* _YOUR OBJECTIVE_:
Within the material below, find each line bearing the word "Groundwater" and present it.

* _DATA PROVIDED_:
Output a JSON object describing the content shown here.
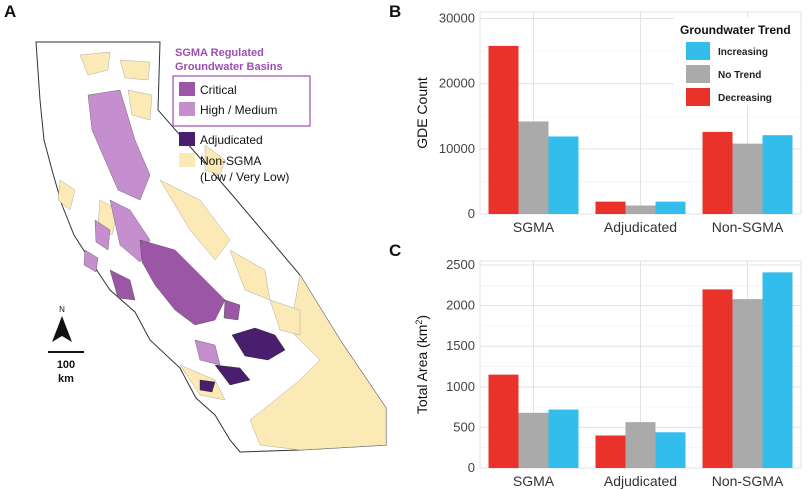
{
  "panels": {
    "a": "A",
    "b": "B",
    "c": "C"
  },
  "colors": {
    "critical": "#9b57a6",
    "high_medium": "#c58fcf",
    "adjudicated": "#4a1e6e",
    "non_sgma": "#fbeab6",
    "sgma_title": "#9b4fb0",
    "increasing": "#33bdec",
    "no_trend": "#aaaaaa",
    "decreasing": "#e8322a"
  },
  "map_legend": {
    "title_line1": "SGMA Regulated",
    "title_line2": "Groundwater Basins",
    "critical": "Critical",
    "high_medium": "High / Medium",
    "adjudicated": "Adjudicated",
    "non_sgma_line1": "Non-SGMA",
    "non_sgma_line2": "(Low / Very Low)"
  },
  "map_scale": {
    "north": "N",
    "distance": "100",
    "unit": "km"
  },
  "chart_data": [
    {
      "type": "bar",
      "panel": "B",
      "ylabel": "GDE Count",
      "ylim": [
        0,
        31000
      ],
      "yticks": [
        0,
        10000,
        20000,
        30000
      ],
      "ytick_labels": [
        "0",
        "10000",
        "20000",
        "30000"
      ],
      "categories": [
        "SGMA",
        "Adjudicated",
        "Non-SGMA"
      ],
      "legend_title": "Groundwater Trend",
      "legend": [
        "Increasing",
        "No Trend",
        "Decreasing"
      ],
      "series": [
        {
          "name": "Decreasing",
          "values": [
            25800,
            1900,
            12600
          ]
        },
        {
          "name": "No Trend",
          "values": [
            14200,
            1300,
            10800
          ]
        },
        {
          "name": "Increasing",
          "values": [
            11900,
            1900,
            12100
          ]
        }
      ]
    },
    {
      "type": "bar",
      "panel": "C",
      "ylabel_main": "Total Area (km",
      "ylabel_sup": "2",
      "ylabel_end": ")",
      "ylim": [
        0,
        2550
      ],
      "yticks": [
        0,
        500,
        1000,
        1500,
        2000,
        2500
      ],
      "ytick_labels": [
        "0",
        "500",
        "1000",
        "1500",
        "2000",
        "2500"
      ],
      "categories": [
        "SGMA",
        "Adjudicated",
        "Non-SGMA"
      ],
      "series": [
        {
          "name": "Decreasing",
          "values": [
            1150,
            400,
            2200
          ]
        },
        {
          "name": "No Trend",
          "values": [
            680,
            565,
            2080
          ]
        },
        {
          "name": "Increasing",
          "values": [
            720,
            440,
            2410
          ]
        }
      ]
    }
  ]
}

* _THE REPLY_:
    "title_line2": "Groundwater Basins",
      "legend_title": "Groundwater Trend",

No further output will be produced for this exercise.